> What is asked:
Copy every line, leaving nothing out and adding nothing.

(Records contained in a dataset)
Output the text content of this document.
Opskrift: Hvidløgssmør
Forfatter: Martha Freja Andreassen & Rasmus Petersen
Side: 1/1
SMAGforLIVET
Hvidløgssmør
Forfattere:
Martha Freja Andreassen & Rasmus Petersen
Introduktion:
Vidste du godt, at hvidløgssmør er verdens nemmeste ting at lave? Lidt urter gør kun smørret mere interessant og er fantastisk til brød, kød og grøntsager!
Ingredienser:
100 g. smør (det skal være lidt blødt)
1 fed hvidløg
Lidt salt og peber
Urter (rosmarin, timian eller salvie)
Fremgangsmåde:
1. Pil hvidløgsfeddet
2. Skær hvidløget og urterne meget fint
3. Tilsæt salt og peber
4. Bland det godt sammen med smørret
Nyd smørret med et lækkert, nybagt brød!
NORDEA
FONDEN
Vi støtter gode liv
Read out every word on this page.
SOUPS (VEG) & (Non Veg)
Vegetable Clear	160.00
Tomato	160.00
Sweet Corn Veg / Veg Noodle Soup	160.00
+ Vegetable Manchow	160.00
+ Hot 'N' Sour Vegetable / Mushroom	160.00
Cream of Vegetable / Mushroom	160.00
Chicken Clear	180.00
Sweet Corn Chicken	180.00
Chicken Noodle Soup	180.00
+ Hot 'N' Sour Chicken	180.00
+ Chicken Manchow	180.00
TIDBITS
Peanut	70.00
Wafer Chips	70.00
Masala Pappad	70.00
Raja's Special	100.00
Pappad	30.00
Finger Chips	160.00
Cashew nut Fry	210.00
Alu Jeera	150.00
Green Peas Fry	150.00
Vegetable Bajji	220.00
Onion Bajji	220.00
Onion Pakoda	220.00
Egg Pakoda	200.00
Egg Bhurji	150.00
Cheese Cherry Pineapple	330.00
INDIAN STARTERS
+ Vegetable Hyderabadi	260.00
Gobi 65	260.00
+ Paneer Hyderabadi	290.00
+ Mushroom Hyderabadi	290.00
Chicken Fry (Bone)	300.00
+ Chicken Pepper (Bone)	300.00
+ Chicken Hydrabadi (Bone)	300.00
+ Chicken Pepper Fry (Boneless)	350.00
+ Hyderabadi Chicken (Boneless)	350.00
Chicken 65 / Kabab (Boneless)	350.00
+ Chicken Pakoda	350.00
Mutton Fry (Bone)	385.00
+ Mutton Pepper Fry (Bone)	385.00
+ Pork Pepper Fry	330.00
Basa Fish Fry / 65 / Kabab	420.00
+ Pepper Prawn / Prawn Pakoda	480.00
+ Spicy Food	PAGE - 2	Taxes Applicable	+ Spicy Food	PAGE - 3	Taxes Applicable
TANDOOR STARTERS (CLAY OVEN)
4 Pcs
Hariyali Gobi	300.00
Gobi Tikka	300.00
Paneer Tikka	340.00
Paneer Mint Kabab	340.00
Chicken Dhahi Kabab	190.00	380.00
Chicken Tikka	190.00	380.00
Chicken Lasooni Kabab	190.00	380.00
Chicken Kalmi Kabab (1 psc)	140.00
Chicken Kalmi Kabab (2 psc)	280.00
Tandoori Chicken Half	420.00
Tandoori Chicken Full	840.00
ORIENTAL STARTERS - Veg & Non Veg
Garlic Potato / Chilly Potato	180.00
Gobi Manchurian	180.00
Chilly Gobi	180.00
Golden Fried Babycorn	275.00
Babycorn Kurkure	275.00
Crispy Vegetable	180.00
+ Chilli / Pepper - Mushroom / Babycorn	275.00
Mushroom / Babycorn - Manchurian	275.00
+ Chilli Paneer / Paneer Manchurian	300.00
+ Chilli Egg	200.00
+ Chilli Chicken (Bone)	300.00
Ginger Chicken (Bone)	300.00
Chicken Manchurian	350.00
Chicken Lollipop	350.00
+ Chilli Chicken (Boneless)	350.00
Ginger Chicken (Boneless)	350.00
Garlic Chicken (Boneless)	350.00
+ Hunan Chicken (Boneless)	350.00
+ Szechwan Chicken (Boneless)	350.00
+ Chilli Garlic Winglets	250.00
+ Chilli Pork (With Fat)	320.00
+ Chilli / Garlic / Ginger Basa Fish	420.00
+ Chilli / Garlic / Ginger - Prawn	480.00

> Result:
Output the text content of this document.
Opskrift: Hvidløgssmør
Forfatter: Martha Freja Andreassen & Rasmus Petersen
Side: 1/1
SMAGforLIVET
Hvidløgssmør
Forfattere:
Martha Freja Andreassen & Rasmus Petersen
Introduktion:
Vidste du godt, at hvidløgssmør er verdens nemmeste ting at lave? Lidt urter gør kun smørret mere interessant og er fantastisk til brød, kød og grøntsager!
Ingredienser:
100 g. smør (det skal være lidt blødt)
1 fed hvidløg
Lidt salt og peber
Urter (rosmarin, timian eller salvie)
Fremgangsmåde:
1. Pil hvidløgsfeddet
2. Skær hvidløget og urterne meget fint
3. Tilsæt salt og peber
4. Bland det godt sammen med smørret
Nyd smørret med et lækkert, nybagt brød!
NORDEA
FONDEN
Vi støtter gode liv
Read out every word on this page.
SOUPS (VEG) & (Non Veg)
Vegetable Clear	160.00
Tomato	160.00
Sweet Corn Veg / Veg Noodle Soup	160.00
+ Vegetable Manchow	160.00
+ Hot 'N' Sour Vegetable / Mushroom	160.00
Cream of Vegetable / Mushroom	160.00
Chicken Clear	180.00
Sweet Corn Chicken	180.00
Chicken Noodle Soup	180.00
+ Hot 'N' Sour Chicken	180.00
+ Chicken Manchow	180.00
TIDBITS
Peanut	70.00
Wafer Chips	70.00
Masala Pappad	70.00
Raja's Special	100.00
Pappad	30.00
Finger Chips	160.00
Cashew nut Fry	210.00
Alu Jeera	150.00
Green Peas Fry	150.00
Vegetable Bajji	220.00
Onion Bajji	220.00
Onion Pakoda	220.00
Egg Pakoda	200.00
Egg Bhurji	150.00
Cheese Cherry Pineapple	330.00
INDIAN STARTERS
+ Vegetable Hyderabadi	260.00
Gobi 65	260.00
+ Paneer Hyderabadi	290.00
+ Mushroom Hyderabadi	290.00
Chicken Fry (Bone)	300.00
+ Chicken Pepper (Bone)	300.00
+ Chicken Hydrabadi (Bone)	300.00
+ Chicken Pepper Fry (Boneless)	350.00
+ Hyderabadi Chicken (Boneless)	350.00
Chicken 65 / Kabab (Boneless)	350.00
+ Chicken Pakoda	350.00
Mutton Fry (Bone)	385.00
+ Mutton Pepper Fry (Bone)	385.00
+ Pork Pepper Fry	330.00
Basa Fish Fry / 65 / Kabab	420.00
+ Pepper Prawn / Prawn Pakoda	480.00
+ Spicy Food	PAGE - 2	Taxes Applicable	+ Spicy Food	PAGE - 3	Taxes Applicable
TANDOOR STARTERS (CLAY OVEN)
4 Pcs
Hariyali Gobi	300.00
Gobi Tikka	300.00
Paneer Tikka	340.00
Paneer Mint Kabab	340.00
Chicken Dhahi Kabab	190.00	380.00
Chicken Tikka	190.00	380.00
Chicken Lasooni Kabab	190.00	380.00
Chicken Kalmi Kabab (1 psc)	140.00
Chicken Kalmi Kabab (2 psc)	280.00
Tandoori Chicken Half	420.00
Tandoori Chicken Full	840.00
ORIENTAL STARTERS - Veg & Non Veg
Garlic Potato / Chilly Potato	180.00
Gobi Manchurian	180.00
Chilly Gobi	180.00
Golden Fried Babycorn	275.00
Babycorn Kurkure	275.00
Crispy Vegetable	180.00
+ Chilli / Pepper - Mushroom / Babycorn	275.00
Mushroom / Babycorn - Manchurian	275.00
+ Chilli Paneer / Paneer Manchurian	300.00
+ Chilli Egg	200.00
+ Chilli Chicken (Bone)	300.00
Ginger Chicken (Bone)	300.00
Chicken Manchurian	350.00
Chicken Lollipop	350.00
+ Chilli Chicken (Boneless)	350.00
Ginger Chicken (Boneless)	350.00
Garlic Chicken (Boneless)	350.00
+ Hunan Chicken (Boneless)	350.00
+ Szechwan Chicken (Boneless)	350.00
+ Chilli Garlic Winglets	250.00
+ Chilli Pork (With Fat)	320.00
+ Chilli / Garlic / Ginger Basa Fish	420.00
+ Chilli / Garlic / Ginger - Prawn	480.00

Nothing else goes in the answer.